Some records
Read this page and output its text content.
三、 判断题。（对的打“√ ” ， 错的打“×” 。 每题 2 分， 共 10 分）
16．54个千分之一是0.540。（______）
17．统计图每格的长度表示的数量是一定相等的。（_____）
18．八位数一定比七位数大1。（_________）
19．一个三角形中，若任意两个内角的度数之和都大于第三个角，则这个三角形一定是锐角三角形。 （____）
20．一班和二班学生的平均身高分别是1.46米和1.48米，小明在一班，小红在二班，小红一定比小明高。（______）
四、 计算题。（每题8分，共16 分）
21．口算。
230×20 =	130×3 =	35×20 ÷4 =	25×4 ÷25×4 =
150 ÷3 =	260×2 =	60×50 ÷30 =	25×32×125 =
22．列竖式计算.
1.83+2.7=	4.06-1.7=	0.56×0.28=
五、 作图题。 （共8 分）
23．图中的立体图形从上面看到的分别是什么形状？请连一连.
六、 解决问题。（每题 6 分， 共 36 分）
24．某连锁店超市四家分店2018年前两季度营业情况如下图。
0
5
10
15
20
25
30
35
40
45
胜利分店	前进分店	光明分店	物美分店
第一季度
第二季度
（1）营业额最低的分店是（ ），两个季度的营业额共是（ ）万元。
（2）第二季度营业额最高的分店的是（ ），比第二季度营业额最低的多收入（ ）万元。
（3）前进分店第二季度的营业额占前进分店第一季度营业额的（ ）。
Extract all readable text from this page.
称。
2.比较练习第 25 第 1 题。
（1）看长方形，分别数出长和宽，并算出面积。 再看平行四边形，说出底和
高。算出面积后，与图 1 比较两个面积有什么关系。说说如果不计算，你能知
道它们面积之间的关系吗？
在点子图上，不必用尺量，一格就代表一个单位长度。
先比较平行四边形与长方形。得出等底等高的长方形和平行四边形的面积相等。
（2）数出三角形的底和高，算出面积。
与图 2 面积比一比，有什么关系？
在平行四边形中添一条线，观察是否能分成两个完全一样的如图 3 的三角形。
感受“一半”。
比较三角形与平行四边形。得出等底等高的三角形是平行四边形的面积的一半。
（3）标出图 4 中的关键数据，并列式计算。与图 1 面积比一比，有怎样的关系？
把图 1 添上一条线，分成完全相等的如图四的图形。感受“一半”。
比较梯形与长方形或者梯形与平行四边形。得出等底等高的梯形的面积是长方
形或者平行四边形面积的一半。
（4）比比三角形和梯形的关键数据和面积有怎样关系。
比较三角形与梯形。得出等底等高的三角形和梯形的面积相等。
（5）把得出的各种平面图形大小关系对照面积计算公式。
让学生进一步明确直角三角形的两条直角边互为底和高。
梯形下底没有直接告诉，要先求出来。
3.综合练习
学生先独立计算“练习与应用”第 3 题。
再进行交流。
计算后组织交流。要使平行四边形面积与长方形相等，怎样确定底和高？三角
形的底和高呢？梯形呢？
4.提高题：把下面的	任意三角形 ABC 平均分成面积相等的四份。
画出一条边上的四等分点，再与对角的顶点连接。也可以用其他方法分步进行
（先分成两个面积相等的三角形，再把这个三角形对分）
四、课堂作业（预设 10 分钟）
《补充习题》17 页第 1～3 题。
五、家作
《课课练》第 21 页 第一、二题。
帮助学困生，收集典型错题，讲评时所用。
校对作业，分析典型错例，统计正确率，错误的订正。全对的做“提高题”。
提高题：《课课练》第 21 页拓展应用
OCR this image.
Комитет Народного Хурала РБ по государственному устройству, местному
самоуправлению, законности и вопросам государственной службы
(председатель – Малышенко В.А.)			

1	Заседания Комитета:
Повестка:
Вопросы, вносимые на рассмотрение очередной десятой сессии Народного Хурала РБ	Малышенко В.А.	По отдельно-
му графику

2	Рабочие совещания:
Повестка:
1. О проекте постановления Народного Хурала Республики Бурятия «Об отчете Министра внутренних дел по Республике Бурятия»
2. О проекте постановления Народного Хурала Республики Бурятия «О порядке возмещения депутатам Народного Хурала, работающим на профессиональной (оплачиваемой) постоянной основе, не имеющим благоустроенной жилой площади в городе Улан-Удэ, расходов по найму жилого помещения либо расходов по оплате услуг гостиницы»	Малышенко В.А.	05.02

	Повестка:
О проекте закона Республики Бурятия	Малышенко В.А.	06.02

» THE PROBLEM
From the data above, extract every line in its exact form.

» FULL OUTPUT
Read this page and output its text content.
三、 判断题。（对的打“√ ” ， 错的打“×” 。 每题 2 分， 共 10 分）
16．54个千分之一是0.540。（______）
17．统计图每格的长度表示的数量是一定相等的。（_____）
18．八位数一定比七位数大1。（_________）
19．一个三角形中，若任意两个内角的度数之和都大于第三个角，则这个三角形一定是锐角三角形。 （____）
20．一班和二班学生的平均身高分别是1.46米和1.48米，小明在一班，小红在二班，小红一定比小明高。（______）
四、 计算题。（每题8分，共16 分）
21．口算。
230×20 =	130×3 =	35×20 ÷4 =	25×4 ÷25×4 =
150 ÷3 =	260×2 =	60×50 ÷30 =	25×32×125 =
22．列竖式计算.
1.83+2.7=	4.06-1.7=	0.56×0.28=
五、 作图题。 （共8 分）
23．图中的立体图形从上面看到的分别是什么形状？请连一连.
六、 解决问题。（每题 6 分， 共 36 分）
24．某连锁店超市四家分店2018年前两季度营业情况如下图。
0
5
10
15
20
25
30
35
40
45
胜利分店	前进分店	光明分店	物美分店
第一季度
第二季度
（1）营业额最低的分店是（ ），两个季度的营业额共是（ ）万元。
（2）第二季度营业额最高的分店的是（ ），比第二季度营业额最低的多收入（ ）万元。
（3）前进分店第二季度的营业额占前进分店第一季度营业额的（ ）。
Extract all readable text from this page.
称。
2.比较练习第 25 第 1 题。
（1）看长方形，分别数出长和宽，并算出面积。 再看平行四边形，说出底和
高。算出面积后，与图 1 比较两个面积有什么关系。说说如果不计算，你能知
道它们面积之间的关系吗？
在点子图上，不必用尺量，一格就代表一个单位长度。
先比较平行四边形与长方形。得出等底等高的长方形和平行四边形的面积相等。
（2）数出三角形的底和高，算出面积。
与图 2 面积比一比，有什么关系？
在平行四边形中添一条线，观察是否能分成两个完全一样的如图 3 的三角形。
感受“一半”。
比较三角形与平行四边形。得出等底等高的三角形是平行四边形的面积的一半。
（3）标出图 4 中的关键数据，并列式计算。与图 1 面积比一比，有怎样的关系？
把图 1 添上一条线，分成完全相等的如图四的图形。感受“一半”。
比较梯形与长方形或者梯形与平行四边形。得出等底等高的梯形的面积是长方
形或者平行四边形面积的一半。
（4）比比三角形和梯形的关键数据和面积有怎样关系。
比较三角形与梯形。得出等底等高的三角形和梯形的面积相等。
（5）把得出的各种平面图形大小关系对照面积计算公式。
让学生进一步明确直角三角形的两条直角边互为底和高。
梯形下底没有直接告诉，要先求出来。
3.综合练习
学生先独立计算“练习与应用”第 3 题。
再进行交流。
计算后组织交流。要使平行四边形面积与长方形相等，怎样确定底和高？三角
形的底和高呢？梯形呢？
4.提高题：把下面的	任意三角形 ABC 平均分成面积相等的四份。
画出一条边上的四等分点，再与对角的顶点连接。也可以用其他方法分步进行
（先分成两个面积相等的三角形，再把这个三角形对分）
四、课堂作业（预设 10 分钟）
《补充习题》17 页第 1～3 题。
五、家作
《课课练》第 21 页 第一、二题。
帮助学困生，收集典型错题，讲评时所用。
校对作业，分析典型错例，统计正确率，错误的订正。全对的做“提高题”。
提高题：《课课练》第 21 页拓展应用
OCR this image.
Комитет Народного Хурала РБ по государственному устройству, местному
самоуправлению, законности и вопросам государственной службы
(председатель – Малышенко В.А.)			

1	Заседания Комитета:
Повестка:
Вопросы, вносимые на рассмотрение очередной десятой сессии Народного Хурала РБ	Малышенко В.А.	По отдельно-
му графику

2	Рабочие совещания:
Повестка:
1. О проекте постановления Народного Хурала Республики Бурятия «Об отчете Министра внутренних дел по Республике Бурятия»
2. О проекте постановления Народного Хурала Республики Бурятия «О порядке возмещения депутатам Народного Хурала, работающим на профессиональной (оплачиваемой) постоянной основе, не имеющим благоустроенной жилой площади в городе Улан-Удэ, расходов по найму жилого помещения либо расходов по оплате услуг гостиницы»	Малышенко В.А.	05.02

	Повестка:
О проекте закона Республики Бурятия	Малышенко В.А.	06.02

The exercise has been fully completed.